- _Objective_: Each line should be copied exactly.
== Supplied entries
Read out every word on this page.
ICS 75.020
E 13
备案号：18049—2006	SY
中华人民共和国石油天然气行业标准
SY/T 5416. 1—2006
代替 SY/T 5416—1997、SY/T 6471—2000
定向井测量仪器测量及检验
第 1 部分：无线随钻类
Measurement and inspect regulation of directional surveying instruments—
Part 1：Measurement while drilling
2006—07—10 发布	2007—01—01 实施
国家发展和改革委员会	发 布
====
- _The completed task_:
Read out every word on this page.
ICS 75.020
E 13
备案号：18049—2006	SY
中华人民共和国石油天然气行业标准
SY/T 5416. 1—2006
代替 SY/T 5416—1997、SY/T 6471—2000
定向井测量仪器测量及检验
第 1 部分：无线随钻类
Measurement and inspect regulation of directional surveying instruments—
Part 1：Measurement while drilling
2006—07—10 发布	2007—01—01 实施
国家发展和改革委员会	发 布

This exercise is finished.